## Stored records
......

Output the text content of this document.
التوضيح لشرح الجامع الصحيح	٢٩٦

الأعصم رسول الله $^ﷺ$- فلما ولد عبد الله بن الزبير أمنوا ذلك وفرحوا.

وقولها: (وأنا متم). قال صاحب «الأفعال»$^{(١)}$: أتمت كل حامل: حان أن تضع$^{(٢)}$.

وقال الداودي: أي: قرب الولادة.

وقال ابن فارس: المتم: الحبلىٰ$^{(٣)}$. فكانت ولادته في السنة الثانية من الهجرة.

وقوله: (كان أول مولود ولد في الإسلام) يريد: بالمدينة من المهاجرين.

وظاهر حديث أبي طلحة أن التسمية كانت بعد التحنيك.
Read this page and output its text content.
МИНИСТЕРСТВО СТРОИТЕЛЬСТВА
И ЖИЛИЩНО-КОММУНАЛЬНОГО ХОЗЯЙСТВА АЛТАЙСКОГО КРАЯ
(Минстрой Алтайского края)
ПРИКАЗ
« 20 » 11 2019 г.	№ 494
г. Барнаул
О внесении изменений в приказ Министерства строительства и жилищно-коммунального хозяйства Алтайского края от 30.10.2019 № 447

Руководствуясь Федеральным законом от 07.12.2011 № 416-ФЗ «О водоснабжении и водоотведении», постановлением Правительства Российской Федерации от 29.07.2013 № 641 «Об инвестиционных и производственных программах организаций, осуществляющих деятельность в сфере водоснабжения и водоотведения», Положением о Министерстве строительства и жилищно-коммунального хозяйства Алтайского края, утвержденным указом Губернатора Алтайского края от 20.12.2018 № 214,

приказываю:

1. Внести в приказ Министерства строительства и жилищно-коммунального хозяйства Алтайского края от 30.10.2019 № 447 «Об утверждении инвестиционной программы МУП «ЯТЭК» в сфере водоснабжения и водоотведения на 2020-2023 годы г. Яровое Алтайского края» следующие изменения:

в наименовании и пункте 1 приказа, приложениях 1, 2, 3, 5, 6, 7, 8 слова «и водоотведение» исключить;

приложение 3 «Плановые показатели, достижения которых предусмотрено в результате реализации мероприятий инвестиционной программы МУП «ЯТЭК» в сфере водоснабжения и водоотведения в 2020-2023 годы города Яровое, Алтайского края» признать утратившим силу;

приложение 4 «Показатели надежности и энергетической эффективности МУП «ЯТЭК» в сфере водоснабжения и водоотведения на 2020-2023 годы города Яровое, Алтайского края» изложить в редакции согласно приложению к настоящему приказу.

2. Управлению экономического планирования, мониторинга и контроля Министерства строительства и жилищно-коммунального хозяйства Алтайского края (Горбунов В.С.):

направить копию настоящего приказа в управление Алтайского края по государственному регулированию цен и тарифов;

......

## Problem details
Retype the listing. Match it exactly.

## The result
Output the text content of this document.
التوضيح لشرح الجامع الصحيح	٢٩٦

الأعصم رسول الله $^ﷺ$- فلما ولد عبد الله بن الزبير أمنوا ذلك وفرحوا.

وقولها: (وأنا متم). قال صاحب «الأفعال»$^{(١)}$: أتمت كل حامل: حان أن تضع$^{(٢)}$.

وقال الداودي: أي: قرب الولادة.

وقال ابن فارس: المتم: الحبلىٰ$^{(٣)}$. فكانت ولادته في السنة الثانية من الهجرة.

وقوله: (كان أول مولود ولد في الإسلام) يريد: بالمدينة من المهاجرين.

وظاهر حديث أبي طلحة أن التسمية كانت بعد التحنيك.
Read this page and output its text content.
МИНИСТЕРСТВО СТРОИТЕЛЬСТВА
И ЖИЛИЩНО-КОММУНАЛЬНОГО ХОЗЯЙСТВА АЛТАЙСКОГО КРАЯ
(Минстрой Алтайского края)
ПРИКАЗ
« 20 » 11 2019 г.	№ 494
г. Барнаул
О внесении изменений в приказ Министерства строительства и жилищно-коммунального хозяйства Алтайского края от 30.10.2019 № 447

Руководствуясь Федеральным законом от 07.12.2011 № 416-ФЗ «О водоснабжении и водоотведении», постановлением Правительства Российской Федерации от 29.07.2013 № 641 «Об инвестиционных и производственных программах организаций, осуществляющих деятельность в сфере водоснабжения и водоотведения», Положением о Министерстве строительства и жилищно-коммунального хозяйства Алтайского края, утвержденным указом Губернатора Алтайского края от 20.12.2018 № 214,

приказываю:

1. Внести в приказ Министерства строительства и жилищно-коммунального хозяйства Алтайского края от 30.10.2019 № 447 «Об утверждении инвестиционной программы МУП «ЯТЭК» в сфере водоснабжения и водоотведения на 2020-2023 годы г. Яровое Алтайского края» следующие изменения:

в наименовании и пункте 1 приказа, приложениях 1, 2, 3, 5, 6, 7, 8 слова «и водоотведение» исключить;

приложение 3 «Плановые показатели, достижения которых предусмотрено в результате реализации мероприятий инвестиционной программы МУП «ЯТЭК» в сфере водоснабжения и водоотведения в 2020-2023 годы города Яровое, Алтайского края» признать утратившим силу;

приложение 4 «Показатели надежности и энергетической эффективности МУП «ЯТЭК» в сфере водоснабжения и водоотведения на 2020-2023 годы города Яровое, Алтайского края» изложить в редакции согласно приложению к настоящему приказу.

2. Управлению экономического планирования, мониторинга и контроля Министерства строительства и жилищно-коммунального хозяйства Алтайского края (Горбунов В.С.):

направить копию настоящего приказа в управление Алтайского края по государственному регулированию цен и тарифов;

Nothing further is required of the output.